_WRITTEN REQUEST 1_
In the tripeaks solitaire simulation excerpt, how many players does every simulation run with?
_WRITTEN REQUEST 2_
Using the tripeaks solitaire simulation excerpt, explain why the stockpile matching probability is always set to 1.
_WRITTEN REQUEST 3_
Pick up the tripeaks solitaire simulation excerpt right after its final sentence and keep writing.

_PAGE EXCERPT_
Game system, which includes everything about the game logic that imitates tripeaks solitaire.
Player model, which emulates player behavior based on a given decision-making logic.
Simulation environment, which connects all modules to run the simulation.
I used Python for the simulation and Unity for level design. The core system is also implemented in Unity to record the gameplay videos shown throughout this article.
These initial parameters are given to run the simulation:
Level configuration: they are generated from Unity.
Number of players.
Max iteration per player: we don’t want players try to complete the game forever if they somehow stuck.
Groups, as we discussed in Group-Based Randomization section.
Shuffle groups.
Stockpile matching probability parameters, based on constrained randomization.
Hold slot use probability.
Consecutiveness (calculated only for the probabilistic card generator model): This parameter represents the probability of generating a matching card between board cards. For example, if it is 1.0, it means that each next card will have a match with an open card on the board. Its value is calculated as shown in the Consecutiveness section.
Level configurations, groups, hold slot use probability, and consecutiveness change with different experiments. The number of players, max iterations per player, shuffle groups and stockpile matching probability are the same for all simulations. Their values are 1000, 1000, True and 1, respectively. Stockpile matching probability is always set to 1 to remove its effect on the number of stockpile cards drawn per player. Groups are always shuffled for each player to ensure that different players encounter different variations of the same level as much as possible.
1. Player Algorithm
As shown in the flowchart, players are not trying to find the best path, instead, they are playing randomly, in a way that makes sense from a logical perspective. Hold slot use depends on the probability, p_hold_slot, given in the configuration.
2. Simulation Results
In this section, you will find the initial configurations, simulation results, comparisons with theoretical calculations, and gameplay records of the levels simulated.

_DATASET EXCERPTS_
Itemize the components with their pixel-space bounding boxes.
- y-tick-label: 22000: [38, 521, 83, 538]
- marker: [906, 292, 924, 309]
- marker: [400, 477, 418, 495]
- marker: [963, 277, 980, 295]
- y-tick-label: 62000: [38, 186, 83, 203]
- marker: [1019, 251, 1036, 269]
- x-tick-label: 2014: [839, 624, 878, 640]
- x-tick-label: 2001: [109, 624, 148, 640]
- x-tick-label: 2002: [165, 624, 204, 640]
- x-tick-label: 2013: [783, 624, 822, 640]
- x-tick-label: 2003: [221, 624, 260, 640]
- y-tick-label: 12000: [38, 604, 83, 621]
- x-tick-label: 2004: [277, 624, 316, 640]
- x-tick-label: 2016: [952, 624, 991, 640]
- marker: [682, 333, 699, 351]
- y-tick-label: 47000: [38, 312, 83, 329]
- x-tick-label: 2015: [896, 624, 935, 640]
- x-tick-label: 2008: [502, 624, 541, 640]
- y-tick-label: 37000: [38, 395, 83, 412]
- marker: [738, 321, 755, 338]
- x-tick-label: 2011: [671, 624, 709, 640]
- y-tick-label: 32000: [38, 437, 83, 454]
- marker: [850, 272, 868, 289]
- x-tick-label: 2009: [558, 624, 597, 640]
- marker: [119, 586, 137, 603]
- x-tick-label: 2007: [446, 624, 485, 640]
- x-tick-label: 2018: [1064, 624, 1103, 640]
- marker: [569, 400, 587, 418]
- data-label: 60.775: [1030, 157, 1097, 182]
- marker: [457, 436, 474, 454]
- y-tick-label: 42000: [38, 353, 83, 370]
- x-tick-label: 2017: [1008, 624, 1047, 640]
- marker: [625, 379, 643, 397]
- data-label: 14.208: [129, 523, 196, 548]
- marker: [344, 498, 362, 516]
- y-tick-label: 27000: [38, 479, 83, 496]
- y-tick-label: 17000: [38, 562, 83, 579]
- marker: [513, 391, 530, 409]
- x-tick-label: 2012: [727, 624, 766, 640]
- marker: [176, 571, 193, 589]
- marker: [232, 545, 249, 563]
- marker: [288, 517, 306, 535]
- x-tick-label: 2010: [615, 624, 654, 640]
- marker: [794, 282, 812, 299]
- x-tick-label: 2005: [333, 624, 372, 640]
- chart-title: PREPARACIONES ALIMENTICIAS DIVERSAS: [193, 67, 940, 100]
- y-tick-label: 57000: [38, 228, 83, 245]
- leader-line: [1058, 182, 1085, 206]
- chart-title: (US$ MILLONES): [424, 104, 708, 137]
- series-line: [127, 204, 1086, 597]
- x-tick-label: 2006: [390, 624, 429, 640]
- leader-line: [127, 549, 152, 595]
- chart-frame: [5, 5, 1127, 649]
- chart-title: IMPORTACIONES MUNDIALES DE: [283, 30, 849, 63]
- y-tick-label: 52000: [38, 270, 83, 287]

_FINAL RESULT 1_
1000 players.

_FINAL RESULT 2_
The stockpile matching probability is always set to 1 to remove its effect on the number of stockpile cards each player draws.

_FINAL RESULT 3_
Simulation 1: Comparison with the Probabilistic Card Generator Model
So, you may think that what’s the point of creating a structured system while we can just use a purely probabilistic method while generating the ranks. Why do we need to invest time, when it is nearly as easy as writing, “I want the matching probability of the next opened board card to be 50% with another board card”?
Look at the videos below. The first one is completely based on a probabilistic model:
And the one below is the structured one that we discussed:
Did you notice any difference? It's hard to tell, except that I clearly drew 2 more cards in the group-based model. This is the main reason why so many of us don’t care too much about how the model will affect the result: because, obviously, we can’t just tell by playing it ourselves, and this can end with a very unpleasant result.
Let's first look at the configurations:
Level configuration: layout is as shown in the video. 24 cards in total.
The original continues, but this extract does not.